(Page extract)
Analyst · Michael Weinz with JPMorgan

Okay. And then could you provide any kind of color as to how -- whether or not there are any shifts in rail behavior on intermodal pricing in the quarter and what your thoughts are on the future for that?

David Yeager

Analyst · Michael Weinz with JPMorgan

Well, I think if you listened to the Union Pacific earlier today, they're very focused on price. I mean, if you just look at their results, their volume was up 0.5%; revenue, up 7%; and operating income, up 24%. The railroads are going to continue to invest aggressively into their networks. And in order to do that, they're going to need a reasonable return on their investment. So they and we will continue to be very price-focused.

Michael Weinz

Analyst · Michael Weinz with JPMorgan

Right, okay. And then just a couple of real quick questions, and then I'll hand it off to someone else. What was your local west traffic up this quarter?

Terri Pizzuto

Analyst · Michael Weinz with JPMorgan

That was up 8%.

Michael Weinz

Analyst · Michael Weinz with JPMorgan

8%, okay. And then do you have the change in length of haul in overall intermodal?

Terri Pizzuto

Analyst · Michael Weinz with JPMorgan

It was about flat.

Michael Weinz

Analyst · Michael Weinz with JPMorgan

About flat, okay. And then last one. What was your percent of stray [ph] in-house?

Terri Pizzuto

Analyst · Michael Weinz with JPMorgan

64%.

Operator

Operator

Our next question comes from the line of John Barnes with RBC.

John Barnes

Analyst · John Barnes with RBC

Just real quick on your commentary around container deliveries in the back half of the year. Could you just talk a little bit about how you balance, what you do to come in, what you might be able to retire and your comments around maybe weaker-than-expected volumes in the back half of the year?

Terri Pizzuto

Analyst · John Barnes with RBC

Sure, I can tell you the delivery schedule is about 550 in July, about 350 in August, about 800 in September and about 400 in October. And as Dave mentioned in his prepared remarks, we've already got 300 of the 550 that we're going to get in July. We've got a good chunk of those. And in terms of -- Dave mentioned we're going to have 24,000 containers during peak in our fleet. And then after peak, we'll probably retire 1,000 containers and we'll be down to 23,000 by the end of the year.

John Barnes

Analyst · John Barnes with RBC

Okay, retire 1,000. But if you were to see some volume weakness, how quickly could you accelerate those retirements, if need be? I guess, what I'm asking is, if you have those boxes laying around and other people have boxes laying around, volumes come in a little bit weaker. There's no real peak. Having the extra boxes around, does it run the risk of kind of screwing up the pricing environment? And if so, can you adjust the fleet size quickly to prevent that?

(Data)
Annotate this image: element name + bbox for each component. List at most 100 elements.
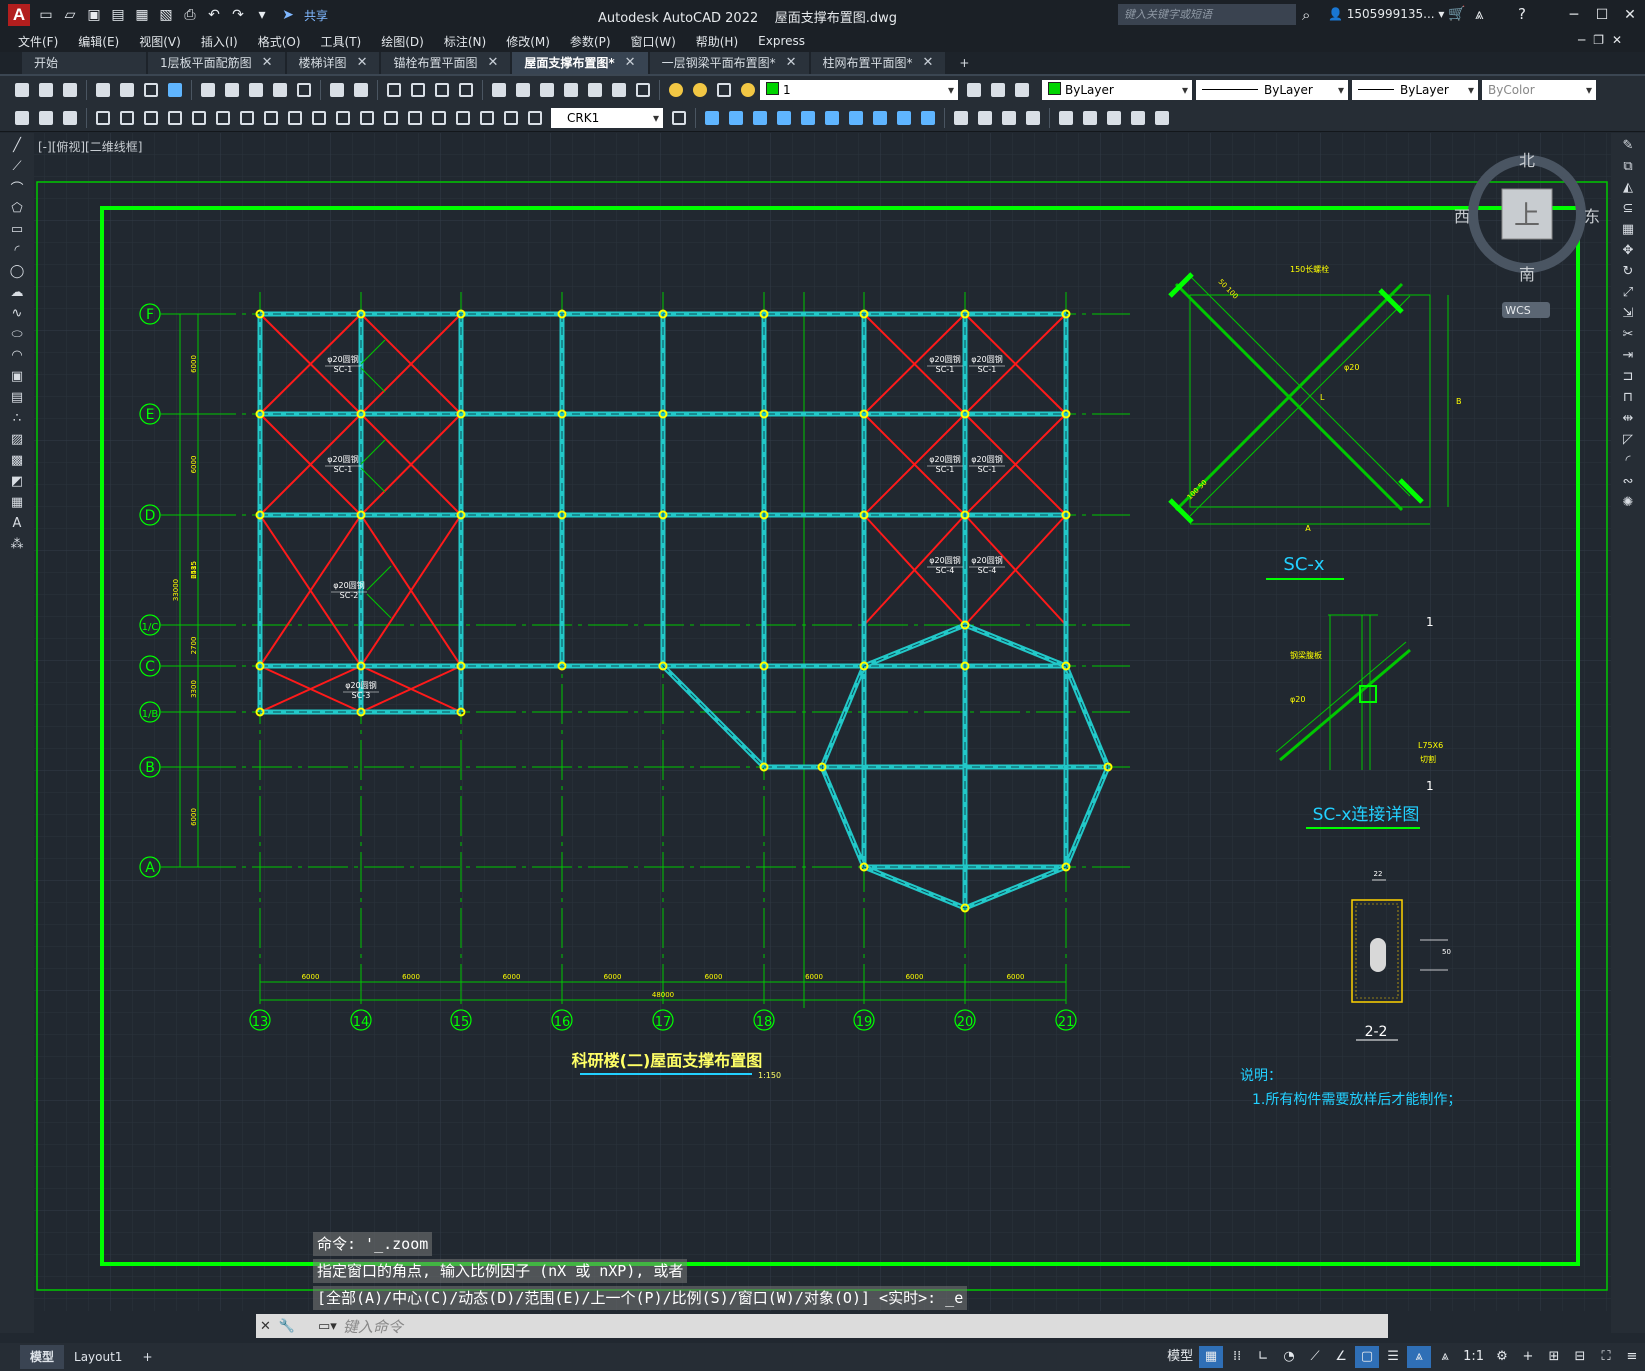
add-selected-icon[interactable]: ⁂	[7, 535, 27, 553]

(Tasks for this exercise)
1 > In the earnings call transcript, why will the railroads, and the company with them, stay focused on price?
2 > According to the earnings call transcript, how many containers are expected in the fleet by the end of the year?
3 > Continue the earnings call transcript from its last line.

(Results for the exercise)
1 > The railroads plan to keep investing aggressively in their networks, and to do that they need a reasonable return on that investment. That is why both the railroads and the company will remain very focused on price.

2 > About 23,000 containers.

3 >
Mark Yeager

Analyst · John Barnes with RBC

Yes. No, we can -- John, this is Mark. We can definitely retire out those boxes earlier, if need be. We, obviously, can adjust the mix that we use between rail and fleet boxes, something we're not hoping to do and something we don't think we're going to have to do, right? We've enjoyed, throughout this quarter, excellent utilization rates, 13.2 days. I think was the number.

Terri Pizzuto

Analyst · John Barnes with RBC

Right.

Mark Yeager

Analyst · John Barnes with RBC

And that's a very solid utilization rate, and I think we can continue to experience that kind of utilization, even as the additional new boxes come on.

John Barnes

Analyst · John Barnes with RBC

So you think there's enough of a peak to absorb what you've got coming in?

Mark Yeager

Analyst · John Barnes with RBC

Yes.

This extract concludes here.